● **PROBLEM TO WORK ON**: Repeat the listing exactly as given, omitting every image.

(Dataset rows about figures)
+---+

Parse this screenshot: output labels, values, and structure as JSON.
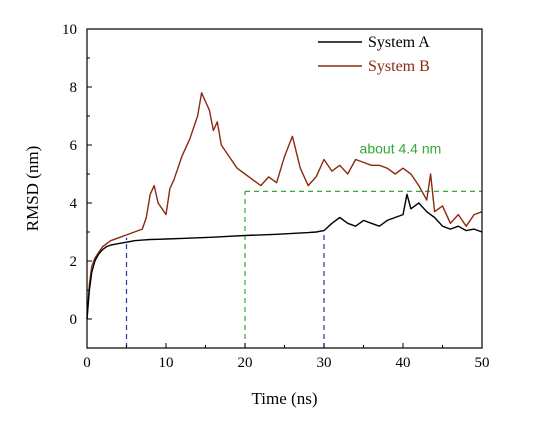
{
  "chart_data": {
    "type": "line",
    "title": "",
    "xlabel": "Time (ns)",
    "ylabel": "RMSD (nm)",
    "xlim": [
      0,
      50
    ],
    "ylim": [
      -1,
      10
    ],
    "x_ticks": [
      0,
      10,
      20,
      30,
      40,
      50
    ],
    "y_ticks": [
      0,
      2,
      4,
      6,
      8,
      10
    ],
    "grid": false,
    "legend_position": "top-right",
    "series": [
      {
        "name": "System A",
        "color": "#000000",
        "x": [
          0,
          0.3,
          0.6,
          1,
          1.5,
          2,
          2.5,
          3,
          4,
          5,
          6,
          7,
          8,
          9,
          10,
          12,
          14,
          16,
          18,
          20,
          22,
          24,
          26,
          28,
          29,
          30,
          31,
          32,
          33,
          34,
          35,
          36,
          37,
          38,
          39,
          40,
          40.5,
          41,
          41.5,
          42,
          43,
          44,
          45,
          46,
          47,
          48,
          49,
          50
        ],
        "values": [
          0,
          1.0,
          1.6,
          2.0,
          2.25,
          2.4,
          2.5,
          2.55,
          2.6,
          2.65,
          2.7,
          2.72,
          2.74,
          2.75,
          2.76,
          2.78,
          2.8,
          2.82,
          2.85,
          2.88,
          2.9,
          2.92,
          2.95,
          2.98,
          3.0,
          3.05,
          3.3,
          3.5,
          3.3,
          3.2,
          3.4,
          3.3,
          3.2,
          3.4,
          3.5,
          3.6,
          4.3,
          3.8,
          3.9,
          4.0,
          3.7,
          3.5,
          3.2,
          3.1,
          3.2,
          3.05,
          3.1,
          3.0
        ]
      },
      {
        "name": "System B",
        "color": "#8b2a10",
        "x": [
          0,
          0.3,
          0.6,
          1,
          1.5,
          2,
          3,
          4,
          5,
          6,
          7,
          7.5,
          8,
          8.5,
          9,
          9.5,
          10,
          10.5,
          11,
          11.5,
          12,
          13,
          14,
          14.5,
          15,
          15.5,
          16,
          16.5,
          17,
          18,
          19,
          20,
          21,
          22,
          23,
          24,
          25,
          26,
          27,
          28,
          29,
          30,
          31,
          32,
          33,
          34,
          35,
          36,
          37,
          38,
          39,
          40,
          41,
          42,
          43,
          43.5,
          44,
          45,
          46,
          47,
          48,
          49,
          50
        ],
        "values": [
          0,
          1.2,
          1.8,
          2.1,
          2.3,
          2.5,
          2.7,
          2.8,
          2.9,
          3.0,
          3.1,
          3.5,
          4.3,
          4.6,
          4.0,
          3.8,
          3.6,
          4.5,
          4.8,
          5.2,
          5.6,
          6.2,
          7.0,
          7.8,
          7.5,
          7.2,
          6.5,
          6.8,
          6.0,
          5.6,
          5.2,
          5.0,
          4.8,
          4.6,
          4.9,
          4.7,
          5.6,
          6.3,
          5.2,
          4.6,
          4.9,
          5.5,
          5.1,
          5.3,
          5.0,
          5.5,
          5.4,
          5.3,
          5.3,
          5.2,
          5.0,
          5.2,
          5.0,
          4.6,
          4.1,
          5.0,
          3.7,
          3.9,
          3.3,
          3.6,
          3.2,
          3.6,
          3.7
        ]
      }
    ],
    "reference_lines": [
      {
        "orientation": "vertical",
        "x": 5,
        "y_from": -1,
        "y_to": 2.8,
        "color": "#2233aa"
      },
      {
        "orientation": "vertical",
        "x": 20,
        "y_from": -1,
        "y_to": 4.4,
        "color": "#33aa33"
      },
      {
        "orientation": "vertical",
        "x": 30,
        "y_from": -1,
        "y_to": 3.0,
        "color": "#2233aa"
      },
      {
        "orientation": "horizontal",
        "y": 4.4,
        "x_from": 20,
        "x_to": 50,
        "color": "#33aa33"
      }
    ],
    "annotations": [
      {
        "text": "about 4.4 nm",
        "x": 34.5,
        "y": 5.7,
        "color": "#33aa33"
      }
    ]
  }
}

+---+

● **THE SOLUTION**:
Parse this screenshot: output labels, values, and structure as JSON.
{
  "chart_data": {
    "type": "line",
    "title": "",
    "xlabel": "Time (ns)",
    "ylabel": "RMSD (nm)",
    "xlim": [
      0,
      50
    ],
    "ylim": [
      -1,
      10
    ],
    "x_ticks": [
      0,
      10,
      20,
      30,
      40,
      50
    ],
    "y_ticks": [
      0,
      2,
      4,
      6,
      8,
      10
    ],
    "grid": false,
    "legend_position": "top-right",
    "series": [
      {
        "name": "System A",
        "color": "#000000",
        "x": [
          0,
          0.3,
          0.6,
          1,
          1.5,
          2,
          2.5,
          3,
          4,
          5,
          6,
          7,
          8,
          9,
          10,
          12,
          14,
          16,
          18,
          20,
          22,
          24,
          26,
          28,
          29,
          30,
          31,
          32,
          33,
          34,
          35,
          36,
          37,
          38,
          39,
          40,
          40.5,
          41,
          41.5,
          42,
          43,
          44,
          45,
          46,
          47,
          48,
          49,
          50
        ],
        "values": [
          0,
          1.0,
          1.6,
          2.0,
          2.25,
          2.4,
          2.5,
          2.55,
          2.6,
          2.65,
          2.7,
          2.72,
          2.74,
          2.75,
          2.76,
          2.78,
          2.8,
          2.82,
          2.85,
          2.88,
          2.9,
          2.92,
          2.95,
          2.98,
          3.0,
          3.05,
          3.3,
          3.5,
          3.3,
          3.2,
          3.4,
          3.3,
          3.2,
          3.4,
          3.5,
          3.6,
          4.3,
          3.8,
          3.9,
          4.0,
          3.7,
          3.5,
          3.2,
          3.1,
          3.2,
          3.05,
          3.1,
          3.0
        ]
      },
      {
        "name": "System B",
        "color": "#8b2a10",
        "x": [
          0,
          0.3,
          0.6,
          1,
          1.5,
          2,
          3,
          4,
          5,
          6,
          7,
          7.5,
          8,
          8.5,
          9,
          9.5,
          10,
          10.5,
          11,
          11.5,
          12,
          13,
          14,
          14.5,
          15,
          15.5,
          16,
          16.5,
          17,
          18,
          19,
          20,
          21,
          22,
          23,
          24,
          25,
          26,
          27,
          28,
          29,
          30,
          31,
          32,
          33,
          34,
          35,
          36,
          37,
          38,
          39,
          40,
          41,
          42,
          43,
          43.5,
          44,
          45,
          46,
          47,
          48,
          49,
          50
        ],
        "values": [
          0,
          1.2,
          1.8,
          2.1,
          2.3,
          2.5,
          2.7,
          2.8,
          2.9,
          3.0,
          3.1,
          3.5,
          4.3,
          4.6,
          4.0,
          3.8,
          3.6,
          4.5,
          4.8,
          5.2,
          5.6,
          6.2,
          7.0,
          7.8,
          7.5,
          7.2,
          6.5,
          6.8,
          6.0,
          5.6,
          5.2,
          5.0,
          4.8,
          4.6,
          4.9,
          4.7,
          5.6,
          6.3,
          5.2,
          4.6,
          4.9,
          5.5,
          5.1,
          5.3,
          5.0,
          5.5,
          5.4,
          5.3,
          5.3,
          5.2,
          5.0,
          5.2,
          5.0,
          4.6,
          4.1,
          5.0,
          3.7,
          3.9,
          3.3,
          3.6,
          3.2,
          3.6,
          3.7
        ]
      }
    ],
    "reference_lines": [
      {
        "orientation": "vertical",
        "x": 5,
        "y_from": -1,
        "y_to": 2.8,
        "color": "#2233aa"
      },
      {
        "orientation": "vertical",
        "x": 20,
        "y_from": -1,
        "y_to": 4.4,
        "color": "#33aa33"
      },
      {
        "orientation": "vertical",
        "x": 30,
        "y_from": -1,
        "y_to": 3.0,
        "color": "#2233aa"
      },
      {
        "orientation": "horizontal",
        "y": 4.4,
        "x_from": 20,
        "x_to": 50,
        "color": "#33aa33"
      }
    ],
    "annotations": [
      {
        "text": "about 4.4 nm",
        "x": 34.5,
        "y": 5.7,
        "color": "#33aa33"
      }
    ]
  }
}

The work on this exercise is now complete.